## Start

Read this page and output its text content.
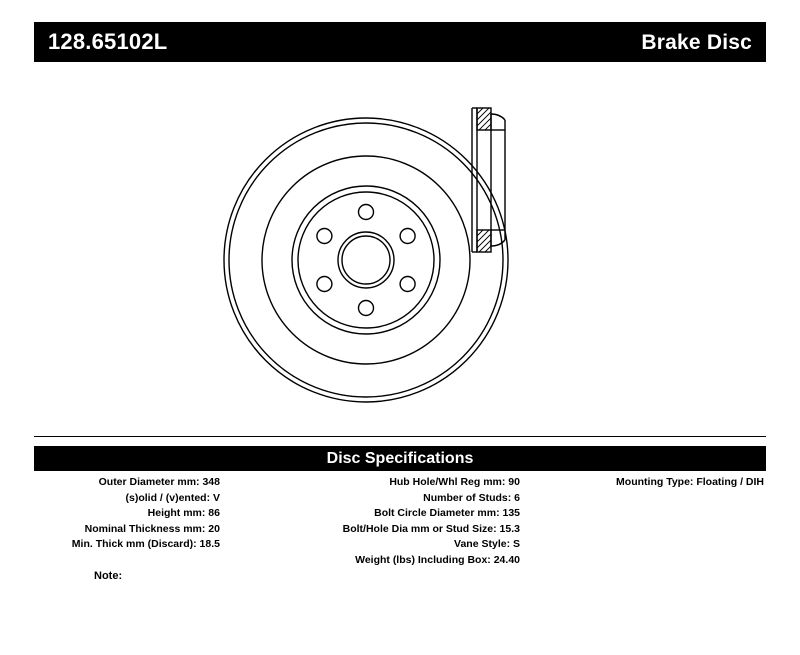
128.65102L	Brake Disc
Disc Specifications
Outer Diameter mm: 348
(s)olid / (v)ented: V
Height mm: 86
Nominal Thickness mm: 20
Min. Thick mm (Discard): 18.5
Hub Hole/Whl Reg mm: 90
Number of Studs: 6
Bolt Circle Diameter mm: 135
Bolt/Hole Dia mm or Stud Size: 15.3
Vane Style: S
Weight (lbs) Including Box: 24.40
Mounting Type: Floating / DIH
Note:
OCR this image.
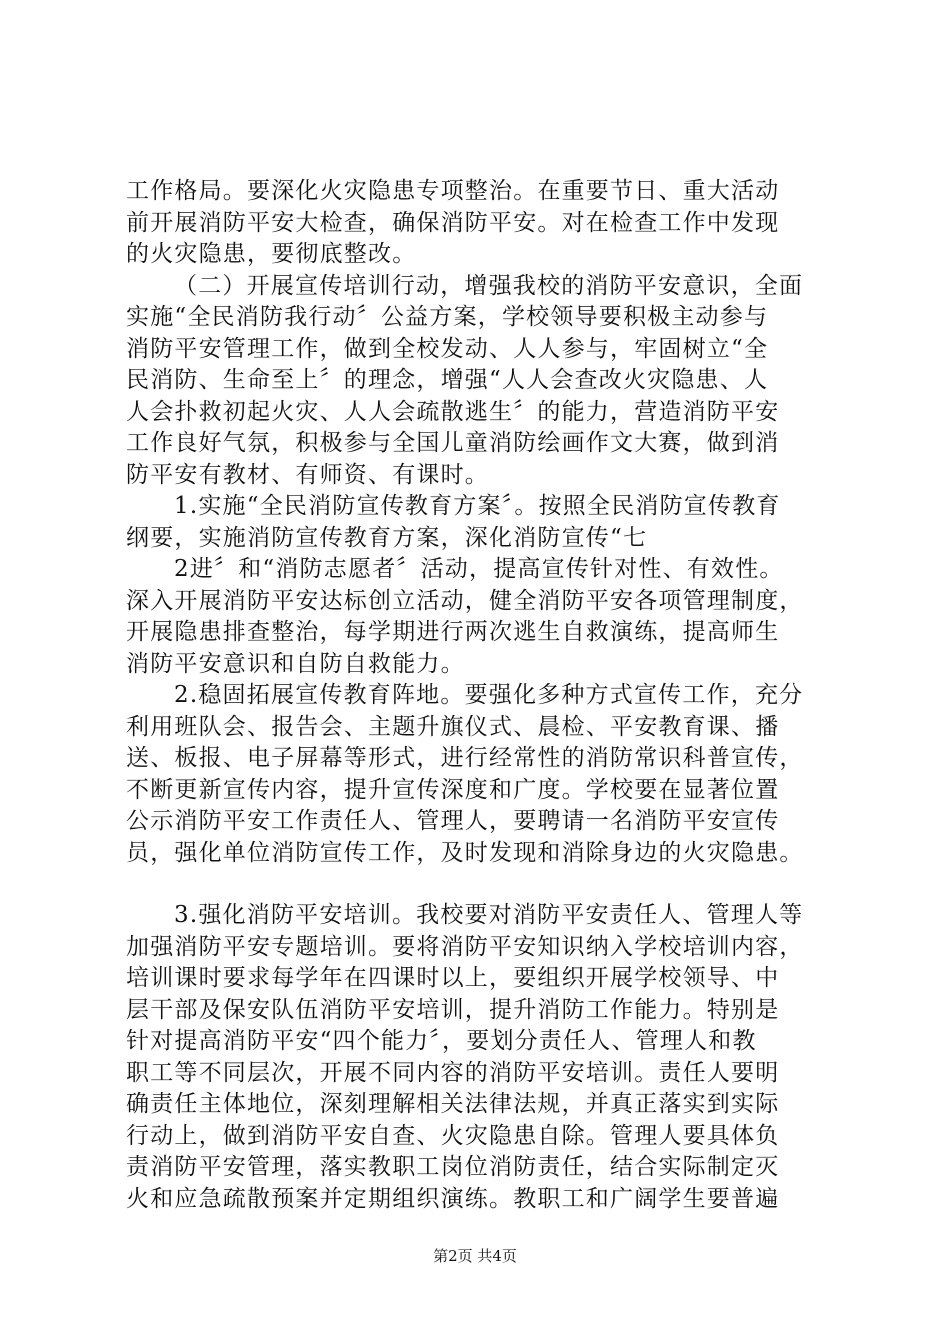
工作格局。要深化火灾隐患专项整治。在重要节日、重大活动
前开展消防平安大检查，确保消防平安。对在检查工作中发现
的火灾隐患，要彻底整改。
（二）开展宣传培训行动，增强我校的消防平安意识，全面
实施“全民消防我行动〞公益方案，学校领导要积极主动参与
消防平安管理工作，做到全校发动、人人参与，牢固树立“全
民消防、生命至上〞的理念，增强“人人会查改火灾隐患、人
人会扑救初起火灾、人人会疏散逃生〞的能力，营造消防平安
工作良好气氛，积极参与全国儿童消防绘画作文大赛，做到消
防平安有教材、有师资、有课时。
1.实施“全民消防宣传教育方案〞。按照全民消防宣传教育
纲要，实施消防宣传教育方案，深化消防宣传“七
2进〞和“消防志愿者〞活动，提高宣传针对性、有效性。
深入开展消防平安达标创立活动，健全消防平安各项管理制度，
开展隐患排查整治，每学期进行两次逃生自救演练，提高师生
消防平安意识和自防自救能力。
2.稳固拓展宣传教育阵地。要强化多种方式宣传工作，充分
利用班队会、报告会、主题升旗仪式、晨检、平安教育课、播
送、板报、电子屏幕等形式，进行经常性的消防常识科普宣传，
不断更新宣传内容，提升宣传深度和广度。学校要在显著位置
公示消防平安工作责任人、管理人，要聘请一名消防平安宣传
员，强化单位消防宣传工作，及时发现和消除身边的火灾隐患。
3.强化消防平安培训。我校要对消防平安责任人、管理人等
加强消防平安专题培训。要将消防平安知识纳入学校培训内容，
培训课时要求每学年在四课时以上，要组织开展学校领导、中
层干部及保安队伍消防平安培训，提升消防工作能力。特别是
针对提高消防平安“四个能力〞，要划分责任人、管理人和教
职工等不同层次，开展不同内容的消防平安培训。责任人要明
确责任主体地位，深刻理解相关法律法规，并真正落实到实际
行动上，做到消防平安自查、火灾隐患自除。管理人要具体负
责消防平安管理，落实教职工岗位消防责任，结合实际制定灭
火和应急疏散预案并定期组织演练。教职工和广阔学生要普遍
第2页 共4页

## End

◆ **Work required**: All of the material above is to be copied exactly, except for its images.

◆ **Task output**:
Read this page and output its text content.
128.65102L	Brake Disc
Disc Specifications
Outer Diameter mm: 348
(s)olid / (v)ented: V
Height mm: 86
Nominal Thickness mm: 20
Min. Thick mm (Discard): 18.5
Hub Hole/Whl Reg mm: 90
Number of Studs: 6
Bolt Circle Diameter mm: 135
Bolt/Hole Dia mm or Stud Size: 15.3
Vane Style: S
Weight (lbs) Including Box: 24.40
Mounting Type: Floating / DIH
Note:
OCR this image.
工作格局。要深化火灾隐患专项整治。在重要节日、重大活动
前开展消防平安大检查，确保消防平安。对在检查工作中发现
的火灾隐患，要彻底整改。
（二）开展宣传培训行动，增强我校的消防平安意识，全面
实施“全民消防我行动〞公益方案，学校领导要积极主动参与
消防平安管理工作，做到全校发动、人人参与，牢固树立“全
民消防、生命至上〞的理念，增强“人人会查改火灾隐患、人
人会扑救初起火灾、人人会疏散逃生〞的能力，营造消防平安
工作良好气氛，积极参与全国儿童消防绘画作文大赛，做到消
防平安有教材、有师资、有课时。
1.实施“全民消防宣传教育方案〞。按照全民消防宣传教育
纲要，实施消防宣传教育方案，深化消防宣传“七
2进〞和“消防志愿者〞活动，提高宣传针对性、有效性。
深入开展消防平安达标创立活动，健全消防平安各项管理制度，
开展隐患排查整治，每学期进行两次逃生自救演练，提高师生
消防平安意识和自防自救能力。
2.稳固拓展宣传教育阵地。要强化多种方式宣传工作，充分
利用班队会、报告会、主题升旗仪式、晨检、平安教育课、播
送、板报、电子屏幕等形式，进行经常性的消防常识科普宣传，
不断更新宣传内容，提升宣传深度和广度。学校要在显著位置
公示消防平安工作责任人、管理人，要聘请一名消防平安宣传
员，强化单位消防宣传工作，及时发现和消除身边的火灾隐患。
3.强化消防平安培训。我校要对消防平安责任人、管理人等
加强消防平安专题培训。要将消防平安知识纳入学校培训内容，
培训课时要求每学年在四课时以上，要组织开展学校领导、中
层干部及保安队伍消防平安培训，提升消防工作能力。特别是
针对提高消防平安“四个能力〞，要划分责任人、管理人和教
职工等不同层次，开展不同内容的消防平安培训。责任人要明
确责任主体地位，深刻理解相关法律法规，并真正落实到实际
行动上，做到消防平安自查、火灾隐患自除。管理人要具体负
责消防平安管理，落实教职工岗位消防责任，结合实际制定灭
火和应急疏散预案并定期组织演练。教职工和广阔学生要普遍
第2页 共4页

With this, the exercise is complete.